═════ Records supplied

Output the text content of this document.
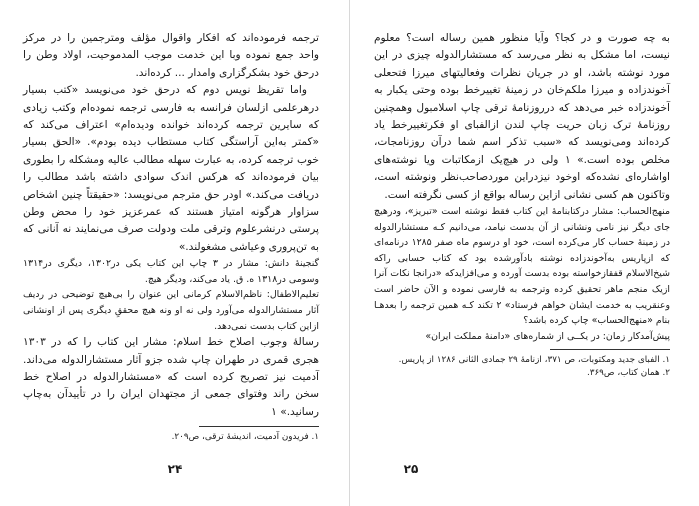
ترجمه فرموده‌اند که افکار واقوال مؤلف ومترجمین را در مرکز واحد جمع نموده وبا این خدمت موجب المدموحیت، اولاد وطن را درحق خود بشکرگزاری وامدار ... کرده‌اند.

واما تقریظ نویس دوم که درحق خود می‌نویسد «کتب بسیار درهرعلمی ازلسان فرانسه به فارسی ترجمه نموده‌ام وکتب زیادی که سایرین ترجمه کرده‌اند خوانده ودیده‌ام» اعتراف می‌کند که «کمتر به‌این آراستگی کتاب مستطاب دیده بودم». «الحق بسیار خوب ترجمه کرده، به عبارت سهله مطالب عالیه ومشکله را بطوری بیان فرموده‌اند که هرکس اندک سوادی داشته باشد مطالب را دریافت می‌کند.» اودر حق مترجم می‌نویسد: «حقیقتاً چنین اشخاص سزاوار هرگونه امتیاز هستند که عمرعزیز خود را محض وطن پرستی درنشرعلوم وترقی ملت ودولت صرف می‌نمایند نه آنانی که به تن‌پروری وعیاشی مشغولند.»

گنجینهٔ دانش: مشار در ۳ چاپ این کتاب یکی در۱۳۰۲، دیگری در۱۳۱۴ وسومی در۱۳۱۸ ه. ق. یاد می‌کند، ودیگر هیچ.

تعلیم‌الاطفال: ناظم‌الاسلام کرمانی این عنوان را بی‌هیچ توضیحی در ردیف آثار مستشارالدوله می‌آورد ولی نه او ونه هیچ محققِ دیگری پس از اونشانی ازاین کتاب بدست نمی‌دهد.

رسالهٔ وجوب اصلاح خط اسلام: مشار این کتاب را که در ۱۳۰۳ هجری قمری در طهران چاپ شده جزو آثار مستشارالدوله می‌داند. آدمیت نیز تصریح کرده است که «مستشارالدوله در اصلاح خط سخن راند وفتوای جمعی از مجتهدان ایران را در تأییدآن به‌چاپ رسانید.» ۱

۱. فریدون آدمیت، اندیشهٔ ترقی، ص۲۰۹.

۲۴

به چه صورت و در کجا؟ وآیا منظور همین رساله است؟ معلوم نیست، اما مشکل به نظر می‌رسد که مستشارالدوله چیزی در این مورد نوشته باشد، او در جریان نظرات وفعالیتهای میرزا فتحعلی آخوندزاده و میرزا ملکم‌خان در زمینهٔ تغییرخط بوده وحتی یکبار به آخوندزاده خبر می‌دهد که درروزنامهٔ ترقی چاپ اسلامبول وهمچنین روزنامهٔ ترک زبان حریت چاپ لندن ازالفبای او فکرتغییرخط یاد کرده‌اند ومی‌نویسد که «سبب تذکر اسم شما درآن روزنامجات، مخلص بوده است.» ۱ ولی در هیچ‌یک ازمکاتبات ویا نوشته‌های اواشاره‌ای نشده‌که اوخود نیزدراین موردصاحب‌نظر ونوشته است، وتاکنون هم کسی نشانی ازاین رساله بواقع از کسی نگرفته است.

منهج‌الحساب: مشار درکتابنامهٔ این کتاب فقط نوشته است «تبریز»، ودرهیچ جای دیگر نیز نامی ونشانی از آن بدست نیامد، می‌دانیم کـه مستشارالدوله در زمینهٔ حساب کار می‌کرده است، خود او درسوم ماه صفر ۱۲۸۵ درنامه‌ای که ازپاریس به‌آخوندزاده نوشته بادآورشده بود که کتاب حسابی راکه شیخ‌الاسلام قفقازخواسته بوده بدست آورده و می‌افزایدکه «درانجا نکات آنرا ازیک منجم ماهر تحقیق کرده وترجمه به فارسی نموده و الآن حاضر است وعنقریب به خدمت ایشان خواهم فرستاد» ۲ تکند کـه همین ترجمه را بعدهـا بنام «منهج‌الحساب» چاپ کرده باشد؟

پیش‌آمدکار زمان: در یکــی از شماره‌های «دامنهٔ مملکت ایران»

۱. الفبای جدید ومکتوبات، ص ۳۷۱، ازنامهٔ ۲۹ جمادی الثانی ۱۲۸۶ از پاریس.

۲. همان کتاب، ص۳۶۹.

۲۵
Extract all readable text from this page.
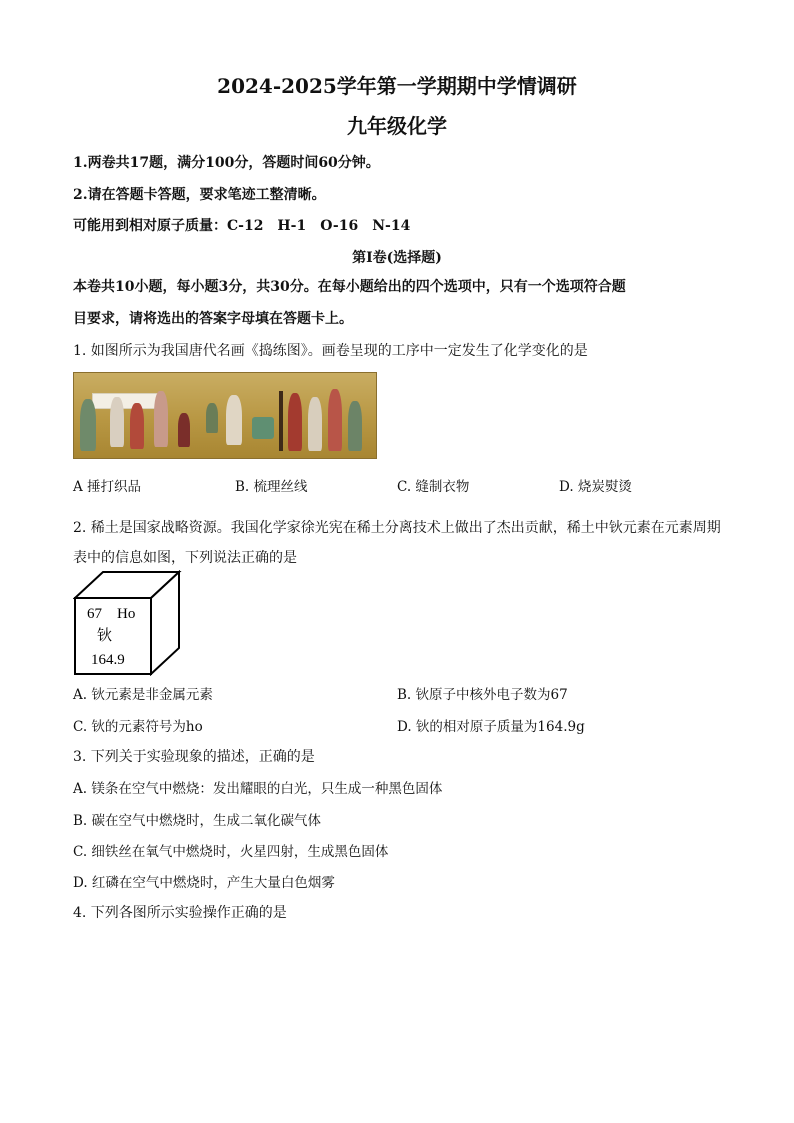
2024-2025学年第一学期期中学情调研
九年级化学
1.两卷共17题，满分100分，答题时间60分钟。
2.请在答题卡答题，要求笔迹工整清晰。
可能用到相对原子质量：C-12　H-1　O-16　N-14
第Ⅰ卷(选择题)
本卷共10小题，每小题3分，共30分。在每小题给出的四个选项中，只有一个选项符合题
目要求，请将选出的答案字母填在答题卡上。
1. 如图所示为我国唐代名画《捣练图》。画卷呈现的工序中一定发生了化学变化的是
A 捶打织品	B. 梳理丝线	C. 缝制衣物	D. 烧炭熨烫
2. 稀土是国家战略资源。我国化学家徐光宪在稀土分离技术上做出了杰出贡献，稀土中钬元素在元素周期
表中的信息如图，下列说法正确的是
67 Ho
钬
164.9
A. 钬元素是非金属元素	B. 钬原子中核外电子数为67
C. 钬的元素符号为ho	D. 钬的相对原子质量为164.9g
3. 下列关于实验现象的描述，正确的是
A. 镁条在空气中燃烧：发出耀眼的白光，只生成一种黑色固体
B. 碳在空气中燃烧时，生成二氧化碳气体
C. 细铁丝在氧气中燃烧时，火星四射，生成黑色固体
D. 红磷在空气中燃烧时，产生大量白色烟雾
4. 下列各图所示实验操作正确的是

══════════

Exercise requirements: Select all lines in the listing that include the word "دیگری".

Expected answer:
گنجینهٔ دانش: مشار در ۳ چاپ این کتاب یکی در۱۳۰۲، دیگری در۱۳۱۴ وسومی در۱۳۱۸ ه. ق. یاد می‌کند، ودیگر هیچ.
تعلیم‌الاطفال: ناظم‌الاسلام کرمانی این عنوان را بی‌هیچ توضیحی در ردیف آثار مستشارالدوله می‌آورد ولی نه او ونه هیچ محققِ دیگری پس از اونشانی ازاین کتاب بدست نمی‌دهد.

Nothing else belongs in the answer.